EXERCISE INSTRUCTIONS: Return the material word for word. Do not include pictures.

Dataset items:
+ + + + +

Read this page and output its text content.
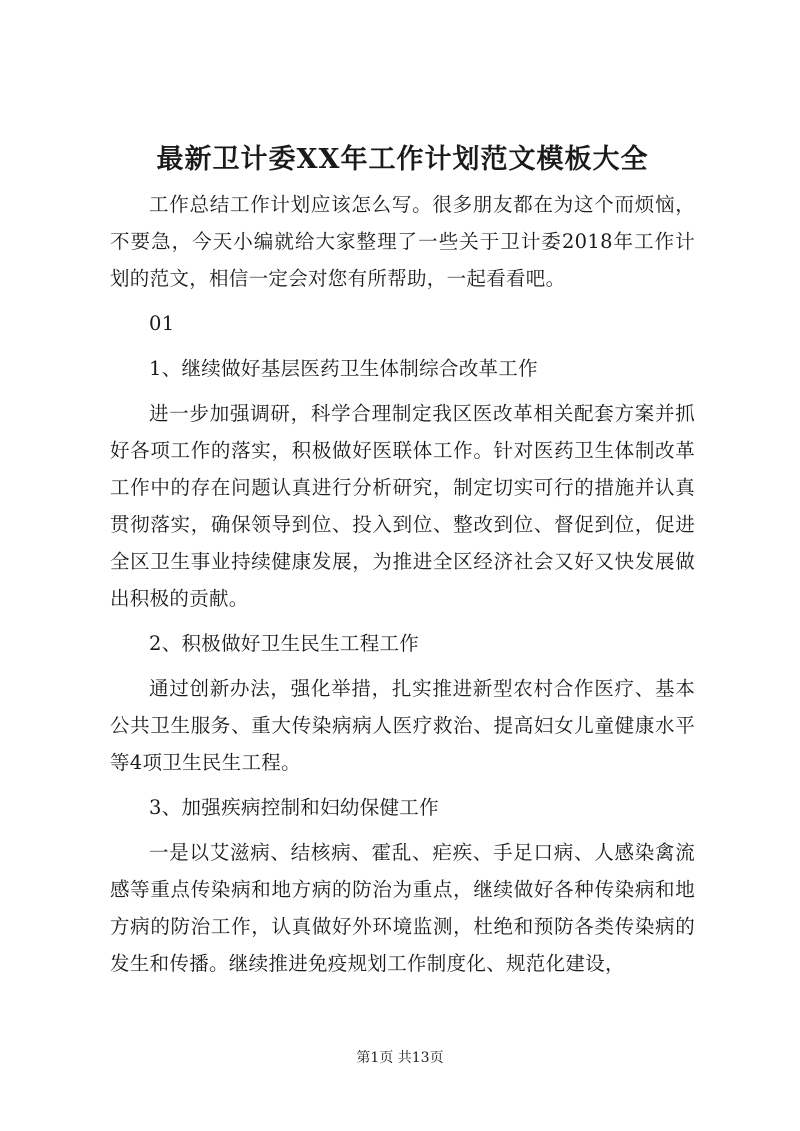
最新卫计委XX年工作计划范文模板大全

工作总结工作计划应该怎么写。很多朋友都在为这个而烦恼，不要急，今天小编就给大家整理了一些关于卫计委2018年工作计划的范文，相信一定会对您有所帮助，一起看看吧。

01

1、继续做好基层医药卫生体制综合改革工作

进一步加强调研，科学合理制定我区医改革相关配套方案并抓好各项工作的落实，积极做好医联体工作。针对医药卫生体制改革工作中的存在问题认真进行分析研究，制定切实可行的措施并认真贯彻落实，确保领导到位、投入到位、整改到位、督促到位，促进全区卫生事业持续健康发展，为推进全区经济社会又好又快发展做出积极的贡献。

2、积极做好卫生民生工程工作

通过创新办法，强化举措，扎实推进新型农村合作医疗、基本公共卫生服务、重大传染病病人医疗救治、提高妇女儿童健康水平等4项卫生民生工程。

3、加强疾病控制和妇幼保健工作

一是以艾滋病、结核病、霍乱、疟疾、手足口病、人感染禽流感等重点传染病和地方病的防治为重点，继续做好各种传染病和地方病的防治工作，认真做好外环境监测，杜绝和预防各类传染病的发生和传播。继续推进免疫规划工作制度化、规范化建设，

第1页 共13页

+ + + + +

EXERCISE SOLUTION:
Read this page and output its text content.
最新卫计委XX年工作计划范文模板大全

工作总结工作计划应该怎么写。很多朋友都在为这个而烦恼，不要急，今天小编就给大家整理了一些关于卫计委2018年工作计划的范文，相信一定会对您有所帮助，一起看看吧。

01

1、继续做好基层医药卫生体制综合改革工作

进一步加强调研，科学合理制定我区医改革相关配套方案并抓好各项工作的落实，积极做好医联体工作。针对医药卫生体制改革工作中的存在问题认真进行分析研究，制定切实可行的措施并认真贯彻落实，确保领导到位、投入到位、整改到位、督促到位，促进全区卫生事业持续健康发展，为推进全区经济社会又好又快发展做出积极的贡献。

2、积极做好卫生民生工程工作

通过创新办法，强化举措，扎实推进新型农村合作医疗、基本公共卫生服务、重大传染病病人医疗救治、提高妇女儿童健康水平等4项卫生民生工程。

3、加强疾病控制和妇幼保健工作

一是以艾滋病、结核病、霍乱、疟疾、手足口病、人感染禽流感等重点传染病和地方病的防治为重点，继续做好各种传染病和地方病的防治工作，认真做好外环境监测，杜绝和预防各类传染病的发生和传播。继续推进免疫规划工作制度化、规范化建设，

第1页 共13页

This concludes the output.